--- begin Records provided ---

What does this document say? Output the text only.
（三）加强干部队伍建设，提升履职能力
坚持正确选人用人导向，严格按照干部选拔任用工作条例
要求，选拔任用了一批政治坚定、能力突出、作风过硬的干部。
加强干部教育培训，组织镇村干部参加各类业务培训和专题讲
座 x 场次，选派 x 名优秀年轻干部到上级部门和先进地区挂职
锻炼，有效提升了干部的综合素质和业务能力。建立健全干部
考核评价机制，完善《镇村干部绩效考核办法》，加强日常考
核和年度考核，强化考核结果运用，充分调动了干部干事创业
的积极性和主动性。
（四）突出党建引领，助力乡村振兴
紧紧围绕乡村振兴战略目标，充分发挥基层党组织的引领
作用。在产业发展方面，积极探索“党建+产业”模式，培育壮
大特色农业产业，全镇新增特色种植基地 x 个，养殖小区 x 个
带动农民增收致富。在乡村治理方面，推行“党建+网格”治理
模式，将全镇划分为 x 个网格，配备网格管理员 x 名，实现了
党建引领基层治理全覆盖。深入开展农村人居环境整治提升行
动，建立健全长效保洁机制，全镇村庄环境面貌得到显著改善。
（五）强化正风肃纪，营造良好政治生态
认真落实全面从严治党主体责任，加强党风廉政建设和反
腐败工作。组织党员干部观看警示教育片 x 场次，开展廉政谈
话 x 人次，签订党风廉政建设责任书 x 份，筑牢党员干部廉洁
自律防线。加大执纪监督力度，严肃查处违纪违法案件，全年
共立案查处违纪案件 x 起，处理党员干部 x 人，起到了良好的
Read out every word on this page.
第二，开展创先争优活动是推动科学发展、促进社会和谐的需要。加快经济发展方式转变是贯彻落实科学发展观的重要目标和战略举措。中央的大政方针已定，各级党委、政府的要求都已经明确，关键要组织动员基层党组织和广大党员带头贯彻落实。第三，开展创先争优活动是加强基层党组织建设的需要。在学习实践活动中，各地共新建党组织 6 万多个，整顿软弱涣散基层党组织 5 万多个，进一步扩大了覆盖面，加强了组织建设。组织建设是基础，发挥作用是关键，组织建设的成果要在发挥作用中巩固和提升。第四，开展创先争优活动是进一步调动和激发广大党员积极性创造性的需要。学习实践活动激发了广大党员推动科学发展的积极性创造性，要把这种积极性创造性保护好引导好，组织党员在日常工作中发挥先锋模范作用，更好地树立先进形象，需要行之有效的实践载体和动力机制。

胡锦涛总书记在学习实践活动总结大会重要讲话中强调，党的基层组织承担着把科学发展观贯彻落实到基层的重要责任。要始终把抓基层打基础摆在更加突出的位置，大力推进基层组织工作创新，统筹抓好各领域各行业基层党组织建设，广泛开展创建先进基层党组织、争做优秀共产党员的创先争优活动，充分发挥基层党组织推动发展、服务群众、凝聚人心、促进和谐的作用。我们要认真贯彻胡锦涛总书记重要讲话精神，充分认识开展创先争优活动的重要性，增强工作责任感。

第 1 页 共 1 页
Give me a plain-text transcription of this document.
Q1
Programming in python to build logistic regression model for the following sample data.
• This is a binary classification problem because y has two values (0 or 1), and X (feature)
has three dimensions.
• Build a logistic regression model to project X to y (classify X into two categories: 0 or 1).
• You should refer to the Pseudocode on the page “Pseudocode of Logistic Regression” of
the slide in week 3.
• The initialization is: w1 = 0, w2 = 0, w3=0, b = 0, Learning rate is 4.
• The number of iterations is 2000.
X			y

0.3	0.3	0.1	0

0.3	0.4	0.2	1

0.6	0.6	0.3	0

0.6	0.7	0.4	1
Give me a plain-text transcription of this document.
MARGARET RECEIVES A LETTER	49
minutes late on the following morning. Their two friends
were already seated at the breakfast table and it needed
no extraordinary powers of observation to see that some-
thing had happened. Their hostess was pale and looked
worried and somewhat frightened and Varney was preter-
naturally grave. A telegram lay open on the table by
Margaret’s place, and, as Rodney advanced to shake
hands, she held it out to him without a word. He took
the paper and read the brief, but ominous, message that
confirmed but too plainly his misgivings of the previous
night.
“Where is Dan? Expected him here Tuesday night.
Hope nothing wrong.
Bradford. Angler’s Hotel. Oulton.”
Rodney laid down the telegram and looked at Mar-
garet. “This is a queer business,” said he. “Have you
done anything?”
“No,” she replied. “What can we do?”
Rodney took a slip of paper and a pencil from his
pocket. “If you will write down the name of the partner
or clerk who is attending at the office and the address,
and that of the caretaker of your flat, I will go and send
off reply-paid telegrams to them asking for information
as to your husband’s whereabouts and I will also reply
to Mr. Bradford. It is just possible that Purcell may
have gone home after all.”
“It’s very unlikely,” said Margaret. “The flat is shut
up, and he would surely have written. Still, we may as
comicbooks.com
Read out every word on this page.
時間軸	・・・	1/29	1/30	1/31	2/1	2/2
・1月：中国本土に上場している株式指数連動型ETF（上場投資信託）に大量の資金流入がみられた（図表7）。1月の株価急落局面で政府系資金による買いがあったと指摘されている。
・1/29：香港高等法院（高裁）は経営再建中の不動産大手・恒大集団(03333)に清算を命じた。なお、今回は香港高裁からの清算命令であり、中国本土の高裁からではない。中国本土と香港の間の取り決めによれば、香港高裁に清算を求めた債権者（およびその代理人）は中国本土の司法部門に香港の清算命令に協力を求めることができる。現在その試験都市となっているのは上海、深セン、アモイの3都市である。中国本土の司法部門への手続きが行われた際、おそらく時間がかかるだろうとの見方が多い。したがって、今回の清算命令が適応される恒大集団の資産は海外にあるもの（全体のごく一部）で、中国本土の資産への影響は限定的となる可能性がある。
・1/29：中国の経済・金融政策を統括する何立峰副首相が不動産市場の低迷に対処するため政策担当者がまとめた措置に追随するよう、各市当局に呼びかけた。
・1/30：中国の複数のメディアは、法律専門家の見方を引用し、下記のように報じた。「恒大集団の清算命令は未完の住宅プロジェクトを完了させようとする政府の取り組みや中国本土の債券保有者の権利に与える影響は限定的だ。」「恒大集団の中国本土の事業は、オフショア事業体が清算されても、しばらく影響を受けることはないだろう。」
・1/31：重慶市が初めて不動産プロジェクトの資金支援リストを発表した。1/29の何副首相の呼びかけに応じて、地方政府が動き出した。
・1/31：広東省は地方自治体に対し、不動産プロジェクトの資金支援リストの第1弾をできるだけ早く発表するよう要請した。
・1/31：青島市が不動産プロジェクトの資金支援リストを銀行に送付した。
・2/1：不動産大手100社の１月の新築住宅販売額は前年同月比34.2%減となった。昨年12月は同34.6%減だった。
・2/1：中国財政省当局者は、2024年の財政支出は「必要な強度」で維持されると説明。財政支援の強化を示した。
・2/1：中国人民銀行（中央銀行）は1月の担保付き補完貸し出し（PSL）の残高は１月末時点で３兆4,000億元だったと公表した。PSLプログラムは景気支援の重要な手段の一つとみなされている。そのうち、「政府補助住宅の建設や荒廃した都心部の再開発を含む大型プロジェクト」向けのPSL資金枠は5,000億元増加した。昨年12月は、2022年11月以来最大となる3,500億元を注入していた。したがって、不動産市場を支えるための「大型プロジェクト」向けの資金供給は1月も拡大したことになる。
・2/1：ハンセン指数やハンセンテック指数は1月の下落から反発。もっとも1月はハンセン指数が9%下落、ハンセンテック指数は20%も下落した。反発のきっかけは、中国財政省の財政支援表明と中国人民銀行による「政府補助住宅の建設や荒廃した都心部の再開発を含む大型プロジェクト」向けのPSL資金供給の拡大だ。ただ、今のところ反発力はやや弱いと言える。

--- end Records provided ---

• To do
Write out all records exactly, keeping every detail.

• Final result
What does this document say? Output the text only.
（三）加强干部队伍建设，提升履职能力
坚持正确选人用人导向，严格按照干部选拔任用工作条例
要求，选拔任用了一批政治坚定、能力突出、作风过硬的干部。
加强干部教育培训，组织镇村干部参加各类业务培训和专题讲
座 x 场次，选派 x 名优秀年轻干部到上级部门和先进地区挂职
锻炼，有效提升了干部的综合素质和业务能力。建立健全干部
考核评价机制，完善《镇村干部绩效考核办法》，加强日常考
核和年度考核，强化考核结果运用，充分调动了干部干事创业
的积极性和主动性。
（四）突出党建引领，助力乡村振兴
紧紧围绕乡村振兴战略目标，充分发挥基层党组织的引领
作用。在产业发展方面，积极探索“党建+产业”模式，培育壮
大特色农业产业，全镇新增特色种植基地 x 个，养殖小区 x 个
带动农民增收致富。在乡村治理方面，推行“党建+网格”治理
模式，将全镇划分为 x 个网格，配备网格管理员 x 名，实现了
党建引领基层治理全覆盖。深入开展农村人居环境整治提升行
动，建立健全长效保洁机制，全镇村庄环境面貌得到显著改善。
（五）强化正风肃纪，营造良好政治生态
认真落实全面从严治党主体责任，加强党风廉政建设和反
腐败工作。组织党员干部观看警示教育片 x 场次，开展廉政谈
话 x 人次，签订党风廉政建设责任书 x 份，筑牢党员干部廉洁
自律防线。加大执纪监督力度，严肃查处违纪违法案件，全年
共立案查处违纪案件 x 起，处理党员干部 x 人，起到了良好的
Read out every word on this page.
第二，开展创先争优活动是推动科学发展、促进社会和谐的需要。加快经济发展方式转变是贯彻落实科学发展观的重要目标和战略举措。中央的大政方针已定，各级党委、政府的要求都已经明确，关键要组织动员基层党组织和广大党员带头贯彻落实。第三，开展创先争优活动是加强基层党组织建设的需要。在学习实践活动中，各地共新建党组织 6 万多个，整顿软弱涣散基层党组织 5 万多个，进一步扩大了覆盖面，加强了组织建设。组织建设是基础，发挥作用是关键，组织建设的成果要在发挥作用中巩固和提升。第四，开展创先争优活动是进一步调动和激发广大党员积极性创造性的需要。学习实践活动激发了广大党员推动科学发展的积极性创造性，要把这种积极性创造性保护好引导好，组织党员在日常工作中发挥先锋模范作用，更好地树立先进形象，需要行之有效的实践载体和动力机制。

胡锦涛总书记在学习实践活动总结大会重要讲话中强调，党的基层组织承担着把科学发展观贯彻落实到基层的重要责任。要始终把抓基层打基础摆在更加突出的位置，大力推进基层组织工作创新，统筹抓好各领域各行业基层党组织建设，广泛开展创建先进基层党组织、争做优秀共产党员的创先争优活动，充分发挥基层党组织推动发展、服务群众、凝聚人心、促进和谐的作用。我们要认真贯彻胡锦涛总书记重要讲话精神，充分认识开展创先争优活动的重要性，增强工作责任感。

第 1 页 共 1 页
Give me a plain-text transcription of this document.
Q1
Programming in python to build logistic regression model for the following sample data.
• This is a binary classification problem because y has two values (0 or 1), and X (feature)
has three dimensions.
• Build a logistic regression model to project X to y (classify X into two categories: 0 or 1).
• You should refer to the Pseudocode on the page “Pseudocode of Logistic Regression” of
the slide in week 3.
• The initialization is: w1 = 0, w2 = 0, w3=0, b = 0, Learning rate is 4.
• The number of iterations is 2000.
X			y

0.3	0.3	0.1	0

0.3	0.4	0.2	1

0.6	0.6	0.3	0

0.6	0.7	0.4	1
Give me a plain-text transcription of this document.
MARGARET RECEIVES A LETTER	49
minutes late on the following morning. Their two friends
were already seated at the breakfast table and it needed
no extraordinary powers of observation to see that some-
thing had happened. Their hostess was pale and looked
worried and somewhat frightened and Varney was preter-
naturally grave. A telegram lay open on the table by
Margaret’s place, and, as Rodney advanced to shake
hands, she held it out to him without a word. He took
the paper and read the brief, but ominous, message that
confirmed but too plainly his misgivings of the previous
night.
“Where is Dan? Expected him here Tuesday night.
Hope nothing wrong.
Bradford. Angler’s Hotel. Oulton.”
Rodney laid down the telegram and looked at Mar-
garet. “This is a queer business,” said he. “Have you
done anything?”
“No,” she replied. “What can we do?”
Rodney took a slip of paper and a pencil from his
pocket. “If you will write down the name of the partner
or clerk who is attending at the office and the address,
and that of the caretaker of your flat, I will go and send
off reply-paid telegrams to them asking for information
as to your husband’s whereabouts and I will also reply
to Mr. Bradford. It is just possible that Purcell may
have gone home after all.”
“It’s very unlikely,” said Margaret. “The flat is shut
up, and he would surely have written. Still, we may as
comicbooks.com
Read out every word on this page.
時間軸	・・・	1/29	1/30	1/31	2/1	2/2
・1月：中国本土に上場している株式指数連動型ETF（上場投資信託）に大量の資金流入がみられた（図表7）。1月の株価急落局面で政府系資金による買いがあったと指摘されている。
・1/29：香港高等法院（高裁）は経営再建中の不動産大手・恒大集団(03333)に清算を命じた。なお、今回は香港高裁からの清算命令であり、中国本土の高裁からではない。中国本土と香港の間の取り決めによれば、香港高裁に清算を求めた債権者（およびその代理人）は中国本土の司法部門に香港の清算命令に協力を求めることができる。現在その試験都市となっているのは上海、深セン、アモイの3都市である。中国本土の司法部門への手続きが行われた際、おそらく時間がかかるだろうとの見方が多い。したがって、今回の清算命令が適応される恒大集団の資産は海外にあるもの（全体のごく一部）で、中国本土の資産への影響は限定的となる可能性がある。
・1/29：中国の経済・金融政策を統括する何立峰副首相が不動産市場の低迷に対処するため政策担当者がまとめた措置に追随するよう、各市当局に呼びかけた。
・1/30：中国の複数のメディアは、法律専門家の見方を引用し、下記のように報じた。「恒大集団の清算命令は未完の住宅プロジェクトを完了させようとする政府の取り組みや中国本土の債券保有者の権利に与える影響は限定的だ。」「恒大集団の中国本土の事業は、オフショア事業体が清算されても、しばらく影響を受けることはないだろう。」
・1/31：重慶市が初めて不動産プロジェクトの資金支援リストを発表した。1/29の何副首相の呼びかけに応じて、地方政府が動き出した。
・1/31：広東省は地方自治体に対し、不動産プロジェクトの資金支援リストの第1弾をできるだけ早く発表するよう要請した。
・1/31：青島市が不動産プロジェクトの資金支援リストを銀行に送付した。
・2/1：不動産大手100社の１月の新築住宅販売額は前年同月比34.2%減となった。昨年12月は同34.6%減だった。
・2/1：中国財政省当局者は、2024年の財政支出は「必要な強度」で維持されると説明。財政支援の強化を示した。
・2/1：中国人民銀行（中央銀行）は1月の担保付き補完貸し出し（PSL）の残高は１月末時点で３兆4,000億元だったと公表した。PSLプログラムは景気支援の重要な手段の一つとみなされている。そのうち、「政府補助住宅の建設や荒廃した都心部の再開発を含む大型プロジェクト」向けのPSL資金枠は5,000億元増加した。昨年12月は、2022年11月以来最大となる3,500億元を注入していた。したがって、不動産市場を支えるための「大型プロジェクト」向けの資金供給は1月も拡大したことになる。
・2/1：ハンセン指数やハンセンテック指数は1月の下落から反発。もっとも1月はハンセン指数が9%下落、ハンセンテック指数は20%も下落した。反発のきっかけは、中国財政省の財政支援表明と中国人民銀行による「政府補助住宅の建設や荒廃した都心部の再開発を含む大型プロジェクト」向けのPSL資金供給の拡大だ。ただ、今のところ反発力はやや弱いと言える。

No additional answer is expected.